Set problem ->
Transcribe the records below exactly, leaving out any pictures.

(Collected data)
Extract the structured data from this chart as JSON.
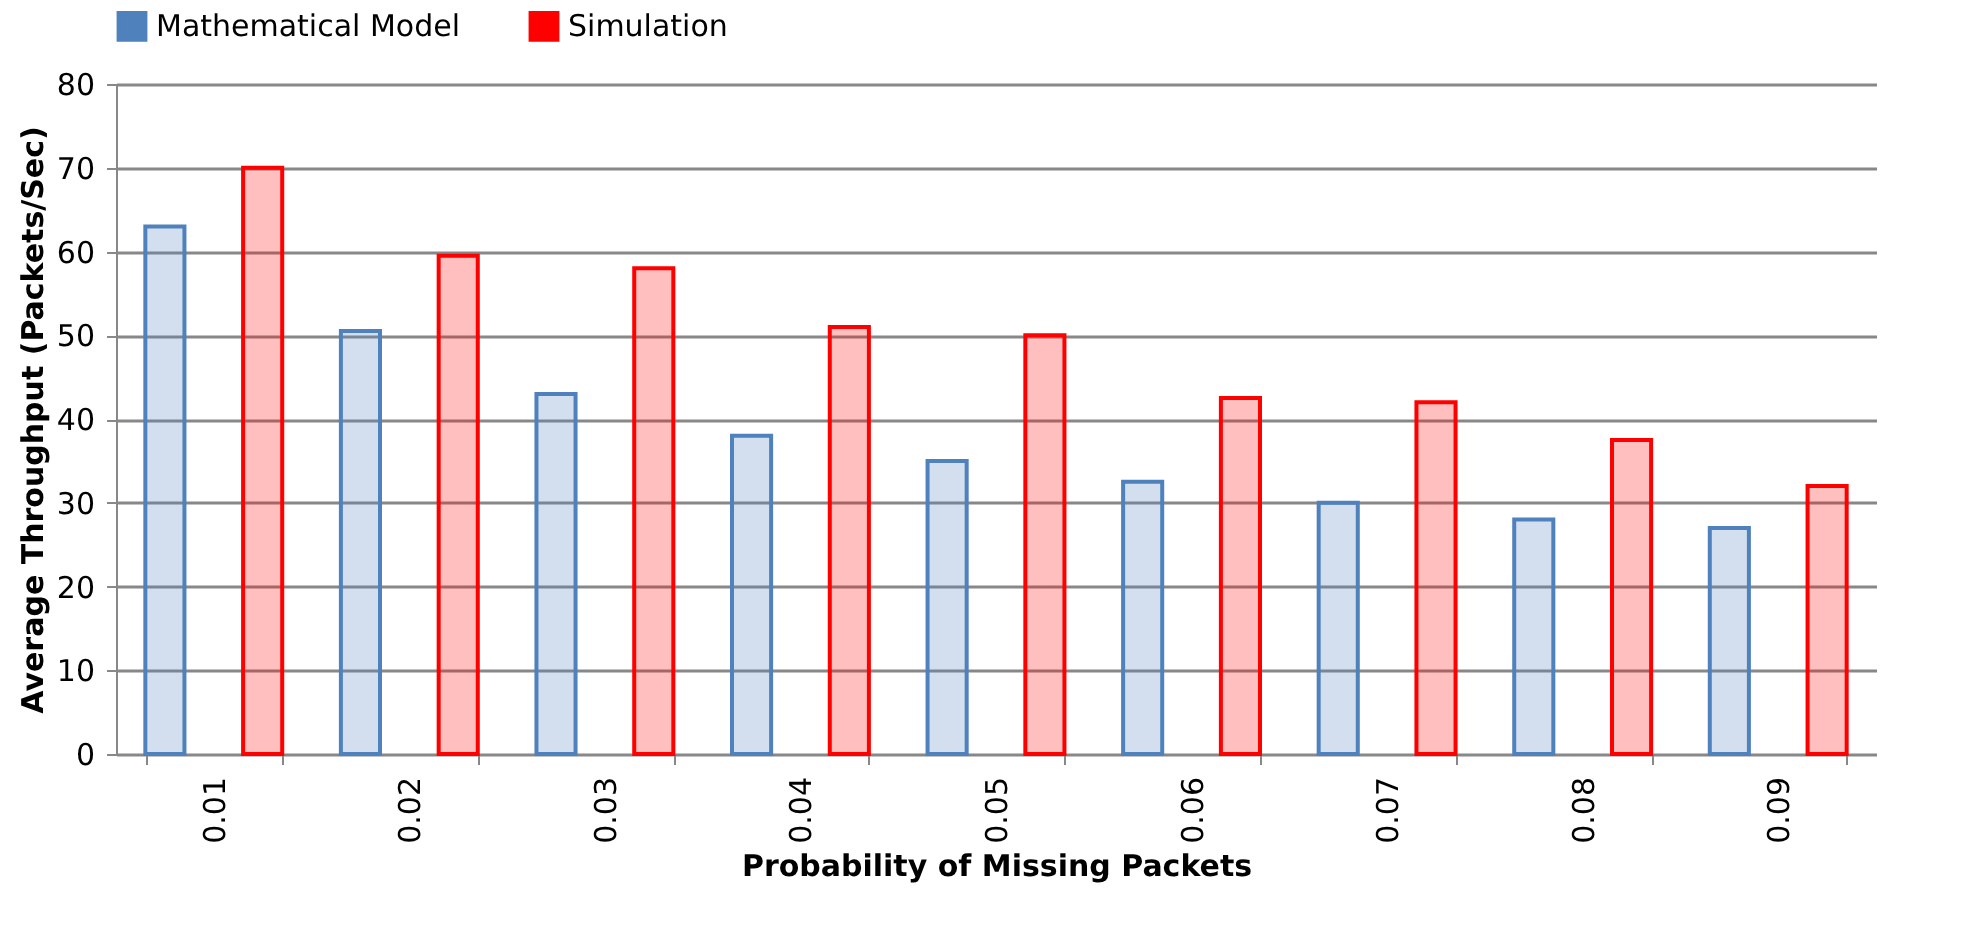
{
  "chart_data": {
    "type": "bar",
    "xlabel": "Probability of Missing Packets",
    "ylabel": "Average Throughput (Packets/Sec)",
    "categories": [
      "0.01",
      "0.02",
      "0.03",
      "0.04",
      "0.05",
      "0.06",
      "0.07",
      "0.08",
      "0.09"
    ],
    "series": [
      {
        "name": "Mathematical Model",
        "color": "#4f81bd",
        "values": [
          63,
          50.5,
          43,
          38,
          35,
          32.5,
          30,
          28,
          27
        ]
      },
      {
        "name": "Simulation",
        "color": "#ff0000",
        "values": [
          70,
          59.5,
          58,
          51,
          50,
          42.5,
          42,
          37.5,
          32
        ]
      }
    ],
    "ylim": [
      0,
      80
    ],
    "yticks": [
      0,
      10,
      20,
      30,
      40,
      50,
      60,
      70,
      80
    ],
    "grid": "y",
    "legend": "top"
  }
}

Task answer ->
Extract the structured data from this chart as JSON.
{
  "chart_data": {
    "type": "bar",
    "xlabel": "Probability of Missing Packets",
    "ylabel": "Average Throughput (Packets/Sec)",
    "categories": [
      "0.01",
      "0.02",
      "0.03",
      "0.04",
      "0.05",
      "0.06",
      "0.07",
      "0.08",
      "0.09"
    ],
    "series": [
      {
        "name": "Mathematical Model",
        "color": "#4f81bd",
        "values": [
          63,
          50.5,
          43,
          38,
          35,
          32.5,
          30,
          28,
          27
        ]
      },
      {
        "name": "Simulation",
        "color": "#ff0000",
        "values": [
          70,
          59.5,
          58,
          51,
          50,
          42.5,
          42,
          37.5,
          32
        ]
      }
    ],
    "ylim": [
      0,
      80
    ],
    "yticks": [
      0,
      10,
      20,
      30,
      40,
      50,
      60,
      70,
      80
    ],
    "grid": "y",
    "legend": "top"
  }
}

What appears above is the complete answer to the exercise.